- Texte étudié -
___
Chroniques

par gilles charlassier

La clemenza di Tito | La clémence de Titus
opéra de Wolfgang Amadeus Mozart

Opéra national de Paris / Palais Garnier
- 10 septembre 2011
Mirco Magliocca photographie La clemenza di Tito (Mozart) au Palais Garnier
© mirco magliocca | opéra national de paris

Le dernier opus lyrique de Mozart cumule les paradoxes. Cette momie de l’opera seria connut, ces quinze dernières années, pas moins de trois productions à l’Opéra national de Paris. L’excessive notoriété de la partition ne saurait justifier entièrement cette générosité, qui s’en retourne à son avatar scénographique princeps, avec la reprise de la mise en scène de Willy Decker, étrennée en 1997, coïncidant avec l’entrée de l’ouvrage au répertoire du Palais Garnier. Elle partage avec ses cadettes un goût louable pour l’intemporalité iconographique modernisée.
___
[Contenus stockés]
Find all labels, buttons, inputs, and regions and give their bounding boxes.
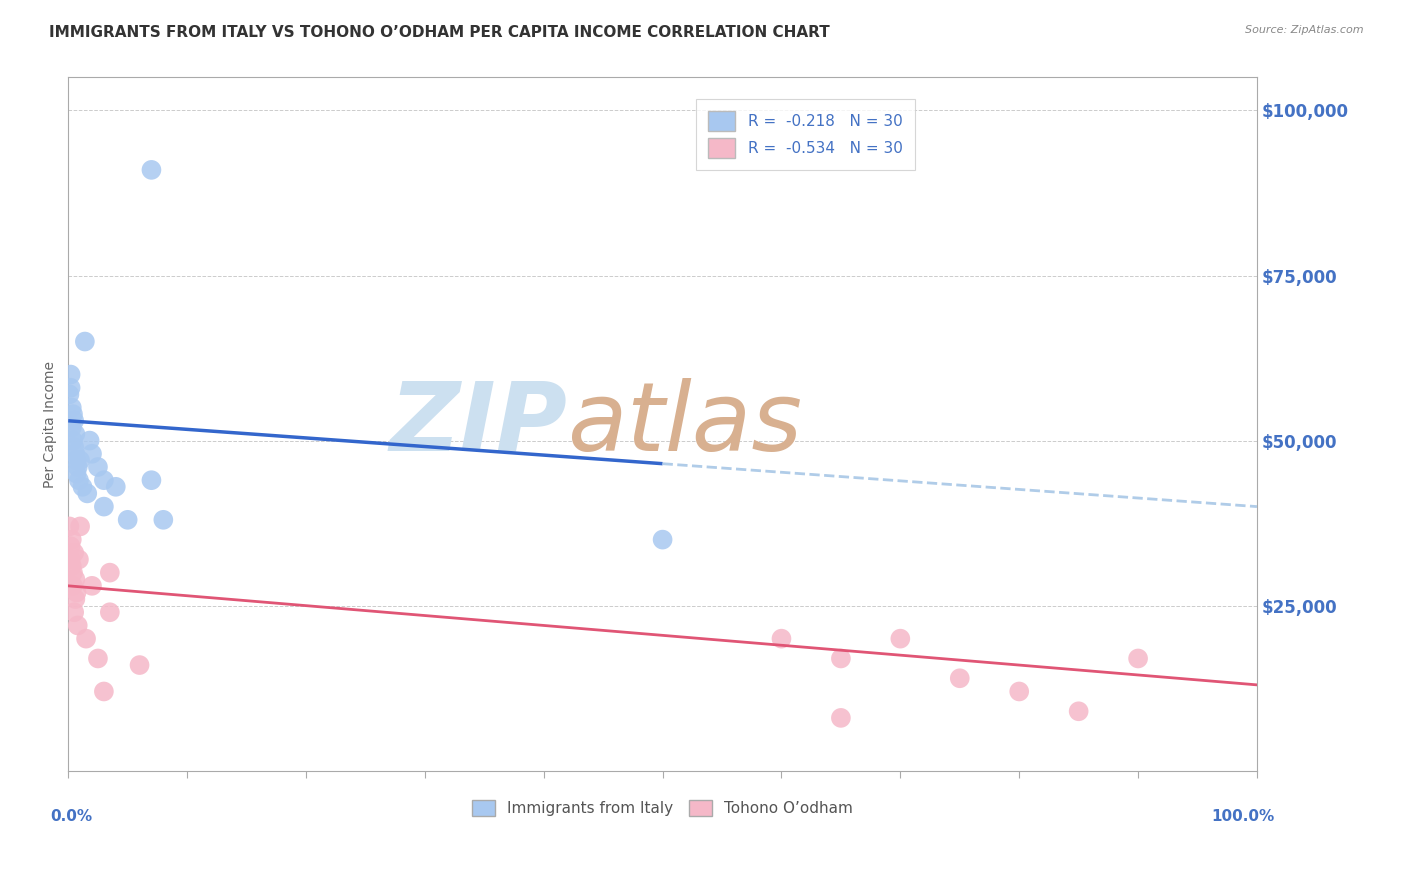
Point bbox=[1067, 704, 1090, 718]
Point bbox=[62, 434, 84, 448]
Point bbox=[1008, 684, 1031, 698]
Point bbox=[59, 381, 82, 395]
Point bbox=[66, 460, 89, 475]
Text: atlas: atlas bbox=[568, 377, 803, 471]
Point bbox=[1126, 651, 1149, 665]
Point bbox=[65, 447, 87, 461]
Text: 100.0%: 100.0% bbox=[1212, 809, 1275, 824]
Point bbox=[889, 632, 911, 646]
Point bbox=[87, 460, 110, 475]
Point bbox=[58, 387, 80, 401]
Point bbox=[60, 559, 83, 574]
Point bbox=[62, 579, 84, 593]
Text: Source: ZipAtlas.com: Source: ZipAtlas.com bbox=[1246, 25, 1364, 35]
Point bbox=[104, 480, 127, 494]
Point bbox=[65, 572, 87, 586]
Point bbox=[66, 618, 89, 632]
Point bbox=[949, 671, 972, 685]
Point bbox=[117, 513, 139, 527]
Point bbox=[651, 533, 673, 547]
Point bbox=[62, 566, 84, 580]
Point bbox=[65, 592, 87, 607]
Point bbox=[770, 632, 793, 646]
Point bbox=[75, 632, 97, 646]
Point bbox=[63, 605, 86, 619]
Point bbox=[63, 414, 86, 428]
Point bbox=[58, 519, 80, 533]
Point bbox=[63, 440, 86, 454]
Point bbox=[60, 401, 83, 415]
Point bbox=[72, 480, 94, 494]
Point bbox=[128, 658, 150, 673]
Point bbox=[93, 473, 115, 487]
Y-axis label: Per Capita Income: Per Capita Income bbox=[44, 360, 58, 488]
Point bbox=[93, 500, 115, 514]
Point bbox=[98, 605, 121, 619]
Point bbox=[80, 579, 103, 593]
Point bbox=[60, 420, 83, 434]
Point bbox=[830, 711, 852, 725]
Text: 0.0%: 0.0% bbox=[51, 809, 93, 824]
Point bbox=[67, 552, 90, 566]
Point bbox=[63, 546, 86, 560]
Point bbox=[65, 585, 87, 599]
Point bbox=[65, 427, 87, 442]
Point bbox=[79, 434, 101, 448]
Point bbox=[141, 162, 163, 177]
Text: ZIP: ZIP bbox=[389, 377, 568, 471]
Point bbox=[87, 651, 110, 665]
Point bbox=[152, 513, 174, 527]
Point bbox=[60, 533, 83, 547]
Point bbox=[69, 453, 91, 467]
Point bbox=[830, 651, 852, 665]
Point bbox=[141, 473, 163, 487]
Point bbox=[67, 473, 90, 487]
Text: IMMIGRANTS FROM ITALY VS TOHONO O’ODHAM PER CAPITA INCOME CORRELATION CHART: IMMIGRANTS FROM ITALY VS TOHONO O’ODHAM … bbox=[49, 25, 830, 40]
Point bbox=[73, 334, 96, 349]
Point bbox=[80, 447, 103, 461]
Point bbox=[69, 519, 91, 533]
Point bbox=[59, 368, 82, 382]
Point bbox=[98, 566, 121, 580]
Point bbox=[59, 539, 82, 553]
Point bbox=[93, 684, 115, 698]
Point bbox=[59, 552, 82, 566]
Point bbox=[65, 467, 87, 481]
Point bbox=[62, 407, 84, 421]
Point bbox=[76, 486, 98, 500]
Legend: R =  -0.218   N = 30, R =  -0.534   N = 30: R = -0.218 N = 30, R = -0.534 N = 30 bbox=[696, 99, 915, 170]
Point bbox=[65, 453, 87, 467]
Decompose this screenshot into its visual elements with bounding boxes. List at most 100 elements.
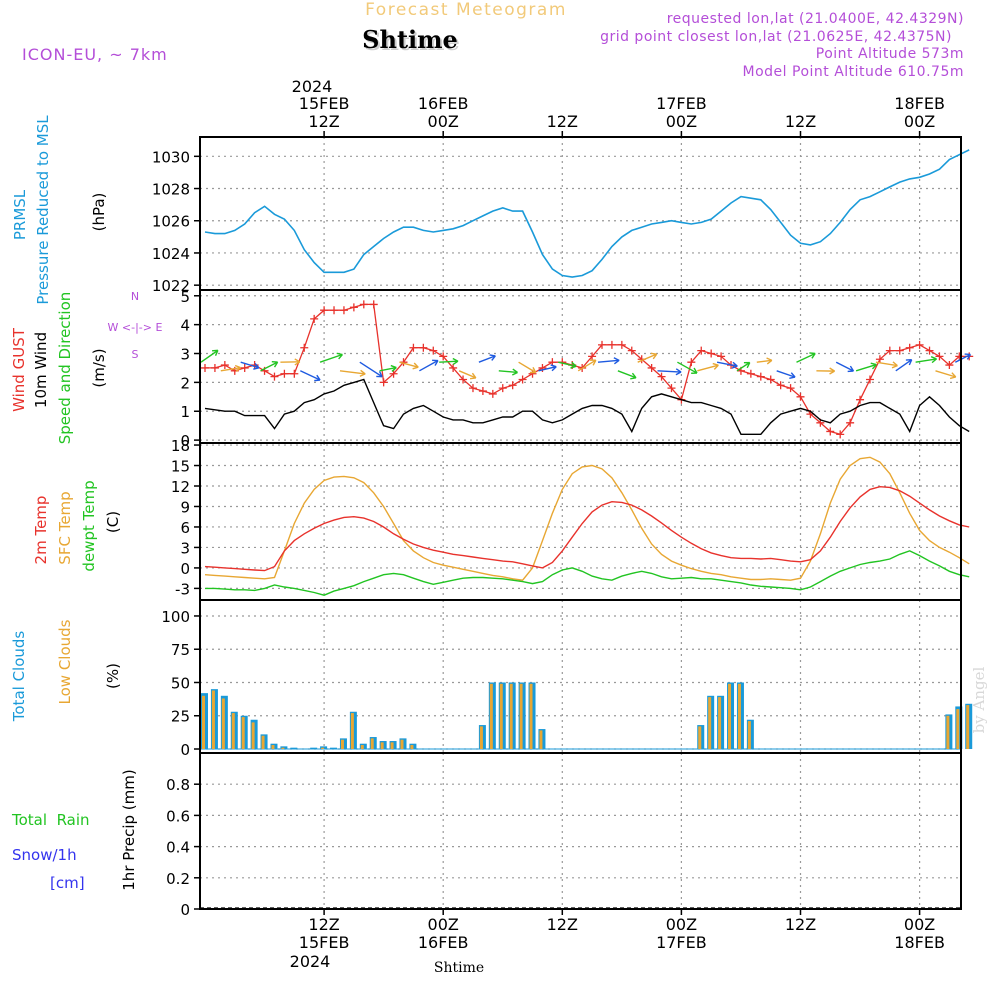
arrow-head [212,349,219,356]
top-date-label: 18FEB [894,94,945,113]
arrow-shaft [637,353,657,363]
wind-direction-arrow [617,370,637,380]
wind-gust-marker [895,346,904,355]
wind-direction-arrow [875,361,898,369]
bottom-hour-label: 12Z [308,915,339,934]
gridpoint-coords: grid point closest lon,lat (21.0625E, 42… [600,29,952,45]
wind-gust-marker [468,384,477,393]
low-clouds-bar [479,726,483,750]
wind-direction-arrow [597,357,620,365]
arrow-head [550,364,557,372]
wind-direction-arrow [220,364,242,372]
wind-gust-marker [717,352,726,361]
low-clouds-bar [728,683,732,750]
wind-gust-marker [508,381,517,390]
arrow-head [964,353,972,360]
arrow-head [743,361,751,369]
arrow-shaft [478,355,496,363]
low-clouds-bar [519,683,523,750]
wind-gust-marker [359,300,368,309]
arrow-shaft [319,353,343,363]
wind-gust-marker [617,340,626,349]
bottom-hour-label: 00Z [666,915,697,934]
low-clouds-bar [370,738,374,750]
low-clouds-bar [380,742,384,750]
bottom-hour-label: 12Z [785,915,816,934]
y-tick-label: -3 [175,580,190,598]
arrow-head [489,354,496,361]
arrow-shaft [220,366,241,372]
wind-gust-marker [945,361,954,370]
low-clouds-bar [251,722,255,750]
wind-direction-arrow [736,361,751,372]
wind-direction-arrow [419,359,439,372]
total-clouds-bar [310,747,318,750]
temp-unit: (C) [104,511,122,533]
wind-gust-marker [746,369,755,378]
arrow-head [789,372,796,380]
forecast-title: Forecast Meteogram [365,0,567,20]
low-clouds-bar [410,745,414,750]
wind-direction-arrow [300,370,321,382]
y-tick-label: 0 [180,560,190,578]
low-clouds-label: Low Clouds [56,619,74,704]
low-clouds-bar [231,713,235,750]
wind-direction-arrow [399,361,419,370]
wind-gust-marker [369,300,378,309]
arrow-head [234,364,242,372]
low-clouds-bar [698,726,702,750]
wind-gust-marker [865,375,874,384]
wind-gust-marker [538,363,547,372]
arrow-head [613,357,620,365]
arrow-shaft [875,361,898,367]
compass-n: N [131,290,139,303]
top-hour-label: 00Z [666,112,697,131]
wind-gust-marker [826,427,835,436]
arrow-shaft [736,361,751,372]
top-date-label: 16FEB [418,94,469,113]
arrow-shaft [776,370,796,378]
top-axis-year: 2024 [292,77,333,96]
wind-gust-marker [459,375,468,384]
low-clouds-bar [271,745,275,750]
wind-gust-marker [429,346,438,355]
arrow-shaft [419,359,439,372]
arrow-head [949,372,957,380]
y-tick-label: 1022 [152,277,190,295]
rain-label: Total Rain [11,811,90,829]
wind-direction-arrow [339,369,366,377]
wind-gust-marker [439,352,448,361]
wind-10m-line [204,378,970,435]
arrow-head [766,357,773,365]
wind-gust-marker [697,346,706,355]
wind-gust-line [205,303,970,436]
wind-direction-arrow [439,357,459,366]
compass-we: W <-|-> E [108,321,163,334]
arrow-shaft [339,370,366,375]
wind-gust-marker [846,418,855,427]
wind-gust-marker [339,306,348,315]
low-clouds-bar [211,690,215,750]
arrow-shaft [657,370,682,373]
arrow-head [650,352,658,360]
arrow-shaft [260,361,278,372]
prmsl-line [204,149,970,278]
arrow-shaft [439,360,459,363]
arrow-shaft [240,361,260,369]
arrow-shaft [498,370,518,374]
wind-direction-arrow [478,354,496,363]
arrow-shaft [954,353,971,363]
wind-gust-marker [449,363,458,372]
wind-gust-marker [290,369,299,378]
arrow-head [432,359,439,366]
wind-direction-arrow [776,370,796,380]
y-tick-label: 0 [180,901,190,919]
wind-gust-label: Wind GUST [10,327,28,412]
arrow-shaft [677,361,698,374]
arrow-head [847,365,855,373]
low-clouds-bar [489,683,493,750]
arrow-head [314,374,321,382]
wind-direction-arrow [240,361,260,370]
arrow-shaft [359,361,383,378]
y-tick-label: 1030 [152,148,190,166]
___
- Travail demandé -
- 1) Répondez aux questions suivantes sur la chronique consacrée à La clemenza di Tito.
(a) Dans quelle salle et à quelle date la représentation a-t-elle eu lieu ?
(b) Combien de productions de l'ouvrage l'Opéra national de Paris a-t-il connues ces quinze dernières années ?
(c) Qui signe la mise en scène reprise, et en quelle année a-t-elle été étrennée ?
- 2) Modifiez la chronique de « Le dernier opus » jusqu'à « l’intemporalité iconographique modernisée. » inclus : remplacez « paradoxes » par « contradictions », puis recopiez ce passage.
- 3) Poursuivez la chronique sur La clemenza di Tito à partir de sa dernière phrase.

- Résultats -
- 1)
(a) Au Palais Garnier, le 10 septembre 2011.
(b) Pas moins de trois productions.
(c) Willy Decker ; elle a été étrennée en 1997.

- 2)
Le dernier opus lyrique de Mozart cumule les contradictions. Cette momie de l’opera seria connut, ces quinze dernières années, pas moins de trois productions à l’Opéra national de Paris. L’excessive notoriété de la partition ne saurait justifier entièrement cette générosité, qui s’en retourne à son avatar scénographique princeps, avec la reprise de la mise en scène de Willy Decker, étrennée en 1997, coïncidant avec l’entrée de l’ouvrage au répertoire du Palais Garnier. Elle partage avec ses cadettes un goût louable pour l’intemporalité iconographique modernisée.

- 3)
Côté visuel, on retrouve les fondamentaux du théâtre de Decker : deux praticables semi-circulaires d’albâtre embrassent un plateau ponctué d’une chaise également éburnéen où trône un bloc de marbre, ébauche d’une statuaire offrant tantôt son visage impassible, tantôt sa nuque. Le complot capitolin laisse s’épanouir une marine où rougeoient des crépuscules de flammes immobilisées. Les costumes, également dus à John Macfarlane, paient un tribut à une esthétisation sobre et efficace, soutenue par une symbolique des teintes. Les courtisans apparaissent de noir revêtus et de poudre fardés, une blanche hermine étreint l’empereur, Servilia et Annio se retirent des enjeux politiques derrière des vestes mimosa, tandis que la soif vindicative de Vitellia s’enveloppe de pourpre sombre. La pantomime de l’ouverture résume la leçon de l’ouvrage, à l’évident classicisme, où la pulpe du sentimentalisme préromantique se mêle à l’idéalisme maçonnique : le pouvoir pervertit la sincérité des hommes, Titus en est la victime presque expiatoire. La couronne passe de main en main et de mésusages en méprises.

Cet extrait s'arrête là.